GOAL:
Where a line holds "vous", copy it.

====== ENTRIES

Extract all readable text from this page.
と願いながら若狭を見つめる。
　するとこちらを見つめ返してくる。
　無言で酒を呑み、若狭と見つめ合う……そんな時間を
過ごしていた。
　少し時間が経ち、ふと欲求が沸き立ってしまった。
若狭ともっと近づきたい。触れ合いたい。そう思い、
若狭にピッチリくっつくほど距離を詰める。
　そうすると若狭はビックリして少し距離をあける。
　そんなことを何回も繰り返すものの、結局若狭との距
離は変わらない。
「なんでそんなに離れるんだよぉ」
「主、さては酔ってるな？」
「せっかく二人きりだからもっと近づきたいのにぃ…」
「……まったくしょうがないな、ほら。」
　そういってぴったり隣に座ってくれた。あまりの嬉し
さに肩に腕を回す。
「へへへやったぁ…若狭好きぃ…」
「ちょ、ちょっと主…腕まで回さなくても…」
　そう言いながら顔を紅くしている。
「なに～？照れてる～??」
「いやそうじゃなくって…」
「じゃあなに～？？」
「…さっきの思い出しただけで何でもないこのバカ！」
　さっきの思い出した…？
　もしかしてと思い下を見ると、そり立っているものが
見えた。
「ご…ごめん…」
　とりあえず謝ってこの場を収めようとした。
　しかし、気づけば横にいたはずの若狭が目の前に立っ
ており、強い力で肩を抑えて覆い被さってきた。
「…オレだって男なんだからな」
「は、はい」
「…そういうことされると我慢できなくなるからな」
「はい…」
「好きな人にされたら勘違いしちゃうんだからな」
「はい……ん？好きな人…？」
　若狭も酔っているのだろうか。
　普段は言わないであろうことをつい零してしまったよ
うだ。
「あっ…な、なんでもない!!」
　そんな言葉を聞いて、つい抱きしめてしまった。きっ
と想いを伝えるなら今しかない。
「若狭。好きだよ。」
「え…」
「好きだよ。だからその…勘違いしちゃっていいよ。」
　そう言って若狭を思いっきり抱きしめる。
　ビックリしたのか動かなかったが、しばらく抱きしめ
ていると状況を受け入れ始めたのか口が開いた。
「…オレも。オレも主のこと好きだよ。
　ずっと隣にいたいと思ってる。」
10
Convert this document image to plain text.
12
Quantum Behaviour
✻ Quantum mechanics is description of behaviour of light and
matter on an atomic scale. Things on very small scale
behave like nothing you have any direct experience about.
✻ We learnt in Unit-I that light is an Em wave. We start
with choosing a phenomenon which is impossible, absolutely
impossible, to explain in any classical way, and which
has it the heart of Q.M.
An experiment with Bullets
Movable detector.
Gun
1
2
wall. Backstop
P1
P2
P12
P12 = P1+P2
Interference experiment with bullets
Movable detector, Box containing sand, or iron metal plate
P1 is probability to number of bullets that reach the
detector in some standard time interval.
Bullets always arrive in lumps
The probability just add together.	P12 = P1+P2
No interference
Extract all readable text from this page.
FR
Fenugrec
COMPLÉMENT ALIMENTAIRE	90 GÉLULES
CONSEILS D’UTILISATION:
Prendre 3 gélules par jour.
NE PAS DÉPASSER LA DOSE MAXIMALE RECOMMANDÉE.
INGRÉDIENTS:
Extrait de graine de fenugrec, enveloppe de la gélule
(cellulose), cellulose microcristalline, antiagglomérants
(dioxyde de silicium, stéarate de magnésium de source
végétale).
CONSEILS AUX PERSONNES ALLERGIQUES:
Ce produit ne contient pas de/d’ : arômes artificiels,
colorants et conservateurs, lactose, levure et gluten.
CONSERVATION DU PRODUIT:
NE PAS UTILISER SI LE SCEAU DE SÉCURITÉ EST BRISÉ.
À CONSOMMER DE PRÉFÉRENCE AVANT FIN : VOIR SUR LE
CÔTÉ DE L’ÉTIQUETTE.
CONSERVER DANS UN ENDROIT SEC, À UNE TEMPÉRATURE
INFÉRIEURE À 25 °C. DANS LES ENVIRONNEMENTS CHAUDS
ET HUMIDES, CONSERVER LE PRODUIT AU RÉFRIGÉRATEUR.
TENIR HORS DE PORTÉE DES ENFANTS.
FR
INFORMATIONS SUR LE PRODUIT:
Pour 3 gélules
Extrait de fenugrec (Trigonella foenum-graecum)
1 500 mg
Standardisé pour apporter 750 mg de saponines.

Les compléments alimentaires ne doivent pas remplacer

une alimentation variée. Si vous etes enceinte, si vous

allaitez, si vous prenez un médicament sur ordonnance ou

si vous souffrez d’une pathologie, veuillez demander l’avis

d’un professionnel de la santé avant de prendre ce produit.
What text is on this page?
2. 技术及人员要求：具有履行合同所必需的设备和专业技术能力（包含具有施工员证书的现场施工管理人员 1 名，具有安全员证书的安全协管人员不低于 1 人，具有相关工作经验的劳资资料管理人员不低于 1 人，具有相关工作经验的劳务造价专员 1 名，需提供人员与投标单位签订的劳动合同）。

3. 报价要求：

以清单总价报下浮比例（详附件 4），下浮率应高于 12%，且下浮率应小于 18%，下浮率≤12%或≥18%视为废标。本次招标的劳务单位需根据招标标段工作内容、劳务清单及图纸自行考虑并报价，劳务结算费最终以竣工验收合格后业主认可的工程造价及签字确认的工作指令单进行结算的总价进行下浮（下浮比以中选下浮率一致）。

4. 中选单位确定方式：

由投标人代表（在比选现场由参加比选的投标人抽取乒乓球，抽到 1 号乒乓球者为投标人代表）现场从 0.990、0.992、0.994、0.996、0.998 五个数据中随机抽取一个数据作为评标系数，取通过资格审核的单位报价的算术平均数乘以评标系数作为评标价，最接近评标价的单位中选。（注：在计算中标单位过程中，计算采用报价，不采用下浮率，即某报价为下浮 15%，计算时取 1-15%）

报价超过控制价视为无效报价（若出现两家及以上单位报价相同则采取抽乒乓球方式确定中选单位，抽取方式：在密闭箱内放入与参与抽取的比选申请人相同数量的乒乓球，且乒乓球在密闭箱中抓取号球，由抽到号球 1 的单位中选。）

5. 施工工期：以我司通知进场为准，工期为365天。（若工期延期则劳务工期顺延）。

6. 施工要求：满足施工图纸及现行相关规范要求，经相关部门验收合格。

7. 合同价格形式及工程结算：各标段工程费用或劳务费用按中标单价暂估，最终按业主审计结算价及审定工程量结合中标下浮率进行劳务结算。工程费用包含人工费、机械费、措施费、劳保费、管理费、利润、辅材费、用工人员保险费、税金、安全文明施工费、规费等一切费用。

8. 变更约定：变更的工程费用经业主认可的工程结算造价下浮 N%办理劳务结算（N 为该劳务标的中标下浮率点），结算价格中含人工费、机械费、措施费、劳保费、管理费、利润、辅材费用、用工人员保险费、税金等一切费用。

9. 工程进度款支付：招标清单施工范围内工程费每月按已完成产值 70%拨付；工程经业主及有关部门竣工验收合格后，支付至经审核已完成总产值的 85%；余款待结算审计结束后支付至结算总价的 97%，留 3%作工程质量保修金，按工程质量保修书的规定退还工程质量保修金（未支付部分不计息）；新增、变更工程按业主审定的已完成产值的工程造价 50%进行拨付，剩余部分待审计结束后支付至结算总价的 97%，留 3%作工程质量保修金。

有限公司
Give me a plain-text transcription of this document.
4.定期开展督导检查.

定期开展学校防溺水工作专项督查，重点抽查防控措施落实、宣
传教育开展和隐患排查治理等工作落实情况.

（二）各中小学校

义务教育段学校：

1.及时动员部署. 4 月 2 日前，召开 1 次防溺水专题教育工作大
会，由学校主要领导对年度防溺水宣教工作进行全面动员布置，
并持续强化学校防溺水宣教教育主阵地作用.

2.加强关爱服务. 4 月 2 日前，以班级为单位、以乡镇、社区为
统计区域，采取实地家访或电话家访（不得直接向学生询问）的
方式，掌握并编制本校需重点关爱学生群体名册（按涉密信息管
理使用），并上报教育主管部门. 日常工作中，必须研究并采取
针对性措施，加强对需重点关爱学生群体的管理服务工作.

============

SOLUTION TO THE EXERCISE:
une alimentation variée. Si vous etes enceinte, si vous
allaitez, si vous prenez un médicament sur ordonnance ou
si vous souffrez d’une pathologie, veuillez demander l’avis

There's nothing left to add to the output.